» **Given exercise**: Write out the material exactly, leaving every picture behind.

» **Provided data**:
************

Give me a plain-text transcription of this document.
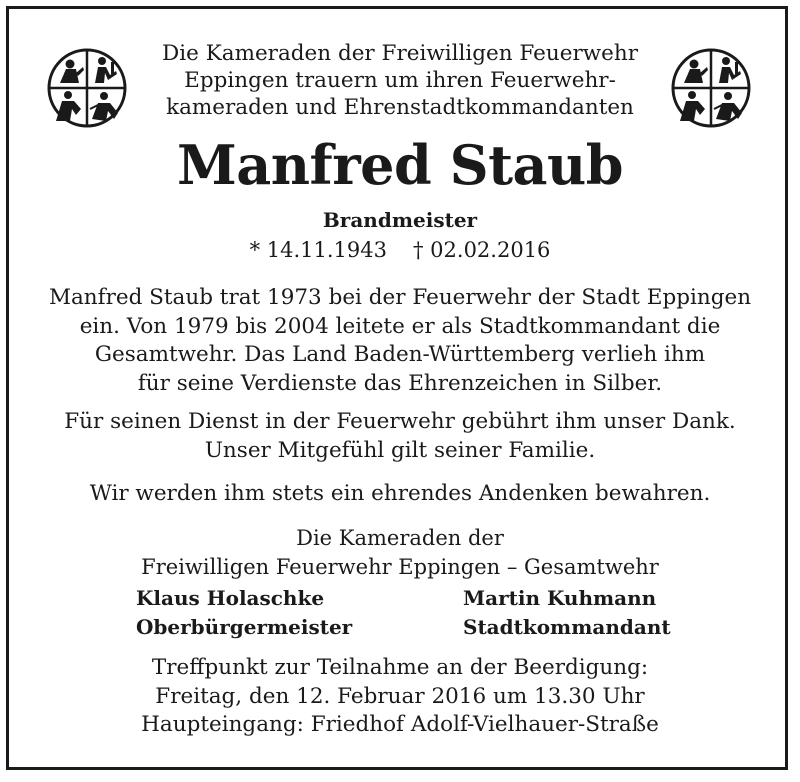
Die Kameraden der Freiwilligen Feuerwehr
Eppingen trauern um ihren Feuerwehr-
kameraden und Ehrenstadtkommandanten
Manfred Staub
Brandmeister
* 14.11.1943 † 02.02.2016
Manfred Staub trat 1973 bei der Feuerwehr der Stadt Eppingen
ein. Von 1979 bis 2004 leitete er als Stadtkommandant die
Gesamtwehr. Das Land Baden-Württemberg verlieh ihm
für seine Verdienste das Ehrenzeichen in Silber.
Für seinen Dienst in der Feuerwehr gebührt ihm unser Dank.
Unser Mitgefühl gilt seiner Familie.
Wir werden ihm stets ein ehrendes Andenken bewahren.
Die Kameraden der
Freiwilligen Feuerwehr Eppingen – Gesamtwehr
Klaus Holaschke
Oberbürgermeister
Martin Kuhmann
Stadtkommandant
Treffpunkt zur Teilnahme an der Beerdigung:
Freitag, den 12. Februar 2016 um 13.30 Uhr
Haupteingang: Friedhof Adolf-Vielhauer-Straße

************

» **Result of this task**:
Give me a plain-text transcription of this document.
Die Kameraden der Freiwilligen Feuerwehr
Eppingen trauern um ihren Feuerwehr-
kameraden und Ehrenstadtkommandanten
Manfred Staub
Brandmeister
* 14.11.1943 † 02.02.2016
Manfred Staub trat 1973 bei der Feuerwehr der Stadt Eppingen
ein. Von 1979 bis 2004 leitete er als Stadtkommandant die
Gesamtwehr. Das Land Baden-Württemberg verlieh ihm
für seine Verdienste das Ehrenzeichen in Silber.
Für seinen Dienst in der Feuerwehr gebührt ihm unser Dank.
Unser Mitgefühl gilt seiner Familie.
Wir werden ihm stets ein ehrendes Andenken bewahren.
Die Kameraden der
Freiwilligen Feuerwehr Eppingen – Gesamtwehr
Klaus Holaschke
Oberbürgermeister
Martin Kuhmann
Stadtkommandant
Treffpunkt zur Teilnahme an der Beerdigung:
Freitag, den 12. Februar 2016 um 13.30 Uhr
Haupteingang: Friedhof Adolf-Vielhauer-Straße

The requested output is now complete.